Copy each line of the entries that contains the word "Peak".
━━ Data to process
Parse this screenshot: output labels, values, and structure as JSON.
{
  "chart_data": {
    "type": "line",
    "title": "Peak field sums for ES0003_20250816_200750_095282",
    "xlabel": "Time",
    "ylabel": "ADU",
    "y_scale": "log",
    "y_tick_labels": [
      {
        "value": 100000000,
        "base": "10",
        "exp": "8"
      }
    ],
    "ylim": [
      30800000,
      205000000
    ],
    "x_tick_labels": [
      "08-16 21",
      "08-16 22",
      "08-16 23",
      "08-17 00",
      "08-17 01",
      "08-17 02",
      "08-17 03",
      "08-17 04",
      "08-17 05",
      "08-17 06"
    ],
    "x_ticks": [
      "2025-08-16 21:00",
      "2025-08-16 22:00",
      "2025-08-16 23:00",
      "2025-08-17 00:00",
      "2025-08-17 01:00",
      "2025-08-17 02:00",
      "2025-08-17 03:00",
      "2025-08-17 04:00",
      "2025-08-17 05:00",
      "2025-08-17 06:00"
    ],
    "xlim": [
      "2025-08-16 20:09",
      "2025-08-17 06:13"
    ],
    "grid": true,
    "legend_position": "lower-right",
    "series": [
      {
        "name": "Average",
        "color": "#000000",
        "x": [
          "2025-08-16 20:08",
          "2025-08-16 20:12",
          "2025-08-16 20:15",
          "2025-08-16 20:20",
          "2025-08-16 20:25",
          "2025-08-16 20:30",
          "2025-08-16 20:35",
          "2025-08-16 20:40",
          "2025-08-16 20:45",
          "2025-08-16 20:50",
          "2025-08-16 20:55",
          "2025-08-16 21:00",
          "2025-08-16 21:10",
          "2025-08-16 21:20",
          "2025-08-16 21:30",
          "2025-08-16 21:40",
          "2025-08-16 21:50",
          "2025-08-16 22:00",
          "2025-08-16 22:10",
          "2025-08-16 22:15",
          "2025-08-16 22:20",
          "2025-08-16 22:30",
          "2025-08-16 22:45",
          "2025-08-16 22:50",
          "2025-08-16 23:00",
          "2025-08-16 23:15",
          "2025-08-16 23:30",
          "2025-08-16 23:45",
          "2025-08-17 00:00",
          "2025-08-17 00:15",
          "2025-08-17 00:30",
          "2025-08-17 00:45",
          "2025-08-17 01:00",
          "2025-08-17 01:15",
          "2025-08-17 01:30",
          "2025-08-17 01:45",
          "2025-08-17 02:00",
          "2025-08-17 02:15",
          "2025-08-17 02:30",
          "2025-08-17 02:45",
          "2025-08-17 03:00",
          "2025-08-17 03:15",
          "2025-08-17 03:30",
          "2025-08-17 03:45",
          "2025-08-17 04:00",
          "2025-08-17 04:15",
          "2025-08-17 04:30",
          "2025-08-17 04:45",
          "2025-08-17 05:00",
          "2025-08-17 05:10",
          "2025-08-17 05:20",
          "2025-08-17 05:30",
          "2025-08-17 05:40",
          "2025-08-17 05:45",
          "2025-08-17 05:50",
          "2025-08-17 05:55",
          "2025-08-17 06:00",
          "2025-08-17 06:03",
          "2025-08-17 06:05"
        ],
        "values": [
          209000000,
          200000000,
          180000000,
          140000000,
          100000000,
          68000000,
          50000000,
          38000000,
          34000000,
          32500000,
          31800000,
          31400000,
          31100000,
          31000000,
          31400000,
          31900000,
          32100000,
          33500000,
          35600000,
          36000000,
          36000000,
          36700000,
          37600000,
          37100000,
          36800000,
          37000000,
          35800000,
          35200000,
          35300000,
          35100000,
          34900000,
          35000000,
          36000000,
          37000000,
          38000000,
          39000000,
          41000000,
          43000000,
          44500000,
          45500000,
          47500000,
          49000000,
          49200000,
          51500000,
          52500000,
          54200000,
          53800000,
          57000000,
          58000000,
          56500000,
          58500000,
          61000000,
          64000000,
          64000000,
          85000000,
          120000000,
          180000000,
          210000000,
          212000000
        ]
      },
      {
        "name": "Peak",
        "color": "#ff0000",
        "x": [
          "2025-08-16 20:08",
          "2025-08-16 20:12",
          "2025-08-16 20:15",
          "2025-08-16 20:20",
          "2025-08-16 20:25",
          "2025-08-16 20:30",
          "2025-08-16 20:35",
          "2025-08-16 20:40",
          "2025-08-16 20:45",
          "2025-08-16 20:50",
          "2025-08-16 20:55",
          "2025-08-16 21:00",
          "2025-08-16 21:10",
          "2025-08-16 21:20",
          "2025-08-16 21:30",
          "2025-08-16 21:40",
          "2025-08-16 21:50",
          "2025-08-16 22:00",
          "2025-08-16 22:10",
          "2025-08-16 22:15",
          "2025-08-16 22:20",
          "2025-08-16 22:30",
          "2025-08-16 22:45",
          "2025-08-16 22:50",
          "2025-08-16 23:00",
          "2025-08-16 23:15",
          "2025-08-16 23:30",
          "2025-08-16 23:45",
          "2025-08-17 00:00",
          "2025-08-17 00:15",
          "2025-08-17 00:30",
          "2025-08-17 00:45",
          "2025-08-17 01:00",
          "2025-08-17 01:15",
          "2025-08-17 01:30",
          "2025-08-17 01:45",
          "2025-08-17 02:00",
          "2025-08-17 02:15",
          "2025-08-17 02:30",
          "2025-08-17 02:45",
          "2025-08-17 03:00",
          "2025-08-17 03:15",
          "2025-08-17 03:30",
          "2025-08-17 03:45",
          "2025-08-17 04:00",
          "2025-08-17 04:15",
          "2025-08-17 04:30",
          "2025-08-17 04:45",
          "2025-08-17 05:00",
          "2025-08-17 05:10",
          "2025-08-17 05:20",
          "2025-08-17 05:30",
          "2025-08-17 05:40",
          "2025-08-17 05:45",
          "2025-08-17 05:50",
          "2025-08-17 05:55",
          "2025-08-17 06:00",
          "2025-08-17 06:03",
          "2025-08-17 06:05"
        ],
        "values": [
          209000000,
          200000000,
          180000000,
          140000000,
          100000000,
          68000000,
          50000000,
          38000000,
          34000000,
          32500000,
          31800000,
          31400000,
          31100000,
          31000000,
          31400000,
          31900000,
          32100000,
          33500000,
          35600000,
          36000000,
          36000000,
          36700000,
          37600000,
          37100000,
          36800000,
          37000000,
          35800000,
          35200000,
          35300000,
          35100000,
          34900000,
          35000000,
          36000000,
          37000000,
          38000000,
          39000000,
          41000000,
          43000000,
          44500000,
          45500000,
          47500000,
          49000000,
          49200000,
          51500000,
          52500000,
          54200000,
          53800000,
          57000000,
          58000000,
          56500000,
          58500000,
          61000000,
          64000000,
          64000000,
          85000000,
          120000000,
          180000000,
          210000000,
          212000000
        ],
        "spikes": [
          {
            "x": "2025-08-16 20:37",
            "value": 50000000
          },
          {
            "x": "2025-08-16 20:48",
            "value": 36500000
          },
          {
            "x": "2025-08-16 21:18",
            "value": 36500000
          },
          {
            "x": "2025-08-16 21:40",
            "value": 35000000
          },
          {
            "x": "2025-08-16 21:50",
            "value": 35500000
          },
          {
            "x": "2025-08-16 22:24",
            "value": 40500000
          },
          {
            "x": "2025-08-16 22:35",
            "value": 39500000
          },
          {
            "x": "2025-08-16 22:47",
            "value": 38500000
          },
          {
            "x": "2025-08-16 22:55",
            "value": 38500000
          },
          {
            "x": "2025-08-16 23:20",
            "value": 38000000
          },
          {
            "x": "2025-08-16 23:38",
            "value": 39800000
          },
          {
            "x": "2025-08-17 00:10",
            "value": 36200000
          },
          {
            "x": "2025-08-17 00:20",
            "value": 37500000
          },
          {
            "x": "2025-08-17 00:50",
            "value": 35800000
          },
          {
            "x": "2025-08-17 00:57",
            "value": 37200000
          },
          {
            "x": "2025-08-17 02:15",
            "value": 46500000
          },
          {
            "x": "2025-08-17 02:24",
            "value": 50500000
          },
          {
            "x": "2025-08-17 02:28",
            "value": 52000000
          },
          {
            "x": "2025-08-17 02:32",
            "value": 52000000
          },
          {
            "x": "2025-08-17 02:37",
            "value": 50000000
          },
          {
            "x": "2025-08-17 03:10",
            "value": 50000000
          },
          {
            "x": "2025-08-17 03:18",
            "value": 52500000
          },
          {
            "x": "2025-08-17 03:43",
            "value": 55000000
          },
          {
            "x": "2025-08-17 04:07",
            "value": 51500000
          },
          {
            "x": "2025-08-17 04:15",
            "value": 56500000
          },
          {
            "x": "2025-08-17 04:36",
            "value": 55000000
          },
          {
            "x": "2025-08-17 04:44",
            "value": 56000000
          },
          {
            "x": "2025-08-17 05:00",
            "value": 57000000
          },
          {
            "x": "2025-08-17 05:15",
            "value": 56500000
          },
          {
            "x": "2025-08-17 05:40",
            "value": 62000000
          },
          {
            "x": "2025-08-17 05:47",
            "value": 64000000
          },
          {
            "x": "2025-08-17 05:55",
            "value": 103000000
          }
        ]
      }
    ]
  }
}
━━━━
_Response_
    "title": "Peak field sums for ES0003_20250816_200750_095282",
        "name": "Peak",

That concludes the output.